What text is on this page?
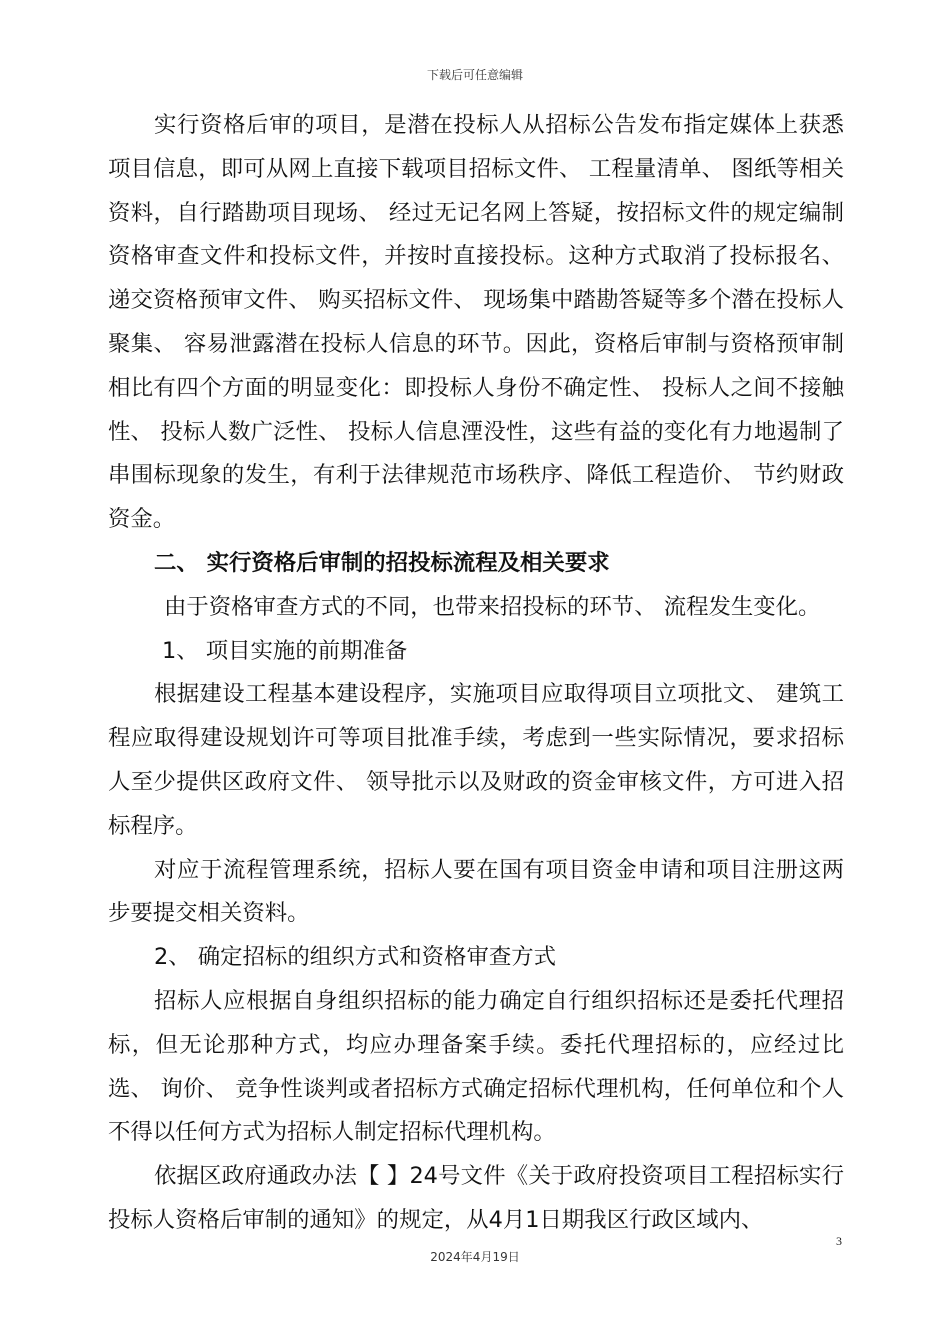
下载后可任意编辑

实行资格后审的项目，是潜在投标人从招标公告发布指定媒体上获悉项目信息，即可从网上直接下载项目招标文件、 工程量清单、 图纸等相关资料，自行踏勘项目现场、 经过无记名网上答疑，按招标文件的规定编制资格审查文件和投标文件，并按时直接投标。这种方式取消了投标报名、 递交资格预审文件、 购买招标文件、 现场集中踏勘答疑等多个潜在投标人聚集、 容易泄露潜在投标人信息的环节。因此，资格后审制与资格预审制相比有四个方面的明显变化：即投标人身份不确定性、 投标人之间不接触性、 投标人数广泛性、 投标人信息湮没性，这些有益的变化有力地遏制了串围标现象的发生，有利于法律规范市场秩序、降低工程造价、 节约财政资金。

二、 实行资格后审制的招投标流程及相关要求

由于资格审查方式的不同，也带来招投标的环节、 流程发生变化。

1、 项目实施的前期准备

根据建设工程基本建设程序，实施项目应取得项目立项批文、 建筑工程应取得建设规划许可等项目批准手续，考虑到一些实际情况，要求招标人至少提供区政府文件、 领导批示以及财政的资金审核文件，方可进入招标程序。

对应于流程管理系统，招标人要在国有项目资金申请和项目注册这两步要提交相关资料。

2、 确定招标的组织方式和资格审查方式

招标人应根据自身组织招标的能力确定自行组织招标还是委托代理招标，但无论那种方式，均应办理备案手续。委托代理招标的，应经过比选、 询价、 竞争性谈判或者招标方式确定招标代理机构，任何单位和个人不得以任何方式为招标人制定招标代理机构。

依据区政府通政办法【 】24号文件《关于政府投资项目工程招标实行投标人资格后审制的通知》的规定，从4月1日期我区行政区域内、

3
2024年4月19日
◆ ◆ ◆ ◆ ◆
> TO DO
Would you set down the listing exactly, omitting pictures?

> EXPECTED OUTPUT
What text is on this page?
下载后可任意编辑

实行资格后审的项目，是潜在投标人从招标公告发布指定媒体上获悉项目信息，即可从网上直接下载项目招标文件、 工程量清单、 图纸等相关资料，自行踏勘项目现场、 经过无记名网上答疑，按招标文件的规定编制资格审查文件和投标文件，并按时直接投标。这种方式取消了投标报名、 递交资格预审文件、 购买招标文件、 现场集中踏勘答疑等多个潜在投标人聚集、 容易泄露潜在投标人信息的环节。因此，资格后审制与资格预审制相比有四个方面的明显变化：即投标人身份不确定性、 投标人之间不接触性、 投标人数广泛性、 投标人信息湮没性，这些有益的变化有力地遏制了串围标现象的发生，有利于法律规范市场秩序、降低工程造价、 节约财政资金。

二、 实行资格后审制的招投标流程及相关要求

由于资格审查方式的不同，也带来招投标的环节、 流程发生变化。

1、 项目实施的前期准备

根据建设工程基本建设程序，实施项目应取得项目立项批文、 建筑工程应取得建设规划许可等项目批准手续，考虑到一些实际情况，要求招标人至少提供区政府文件、 领导批示以及财政的资金审核文件，方可进入招标程序。

对应于流程管理系统，招标人要在国有项目资金申请和项目注册这两步要提交相关资料。

2、 确定招标的组织方式和资格审查方式

招标人应根据自身组织招标的能力确定自行组织招标还是委托代理招标，但无论那种方式，均应办理备案手续。委托代理招标的，应经过比选、 询价、 竞争性谈判或者招标方式确定招标代理机构，任何单位和个人不得以任何方式为招标人制定招标代理机构。

依据区政府通政办法【 】24号文件《关于政府投资项目工程招标实行投标人资格后审制的通知》的规定，从4月1日期我区行政区域内、

3
2024年4月19日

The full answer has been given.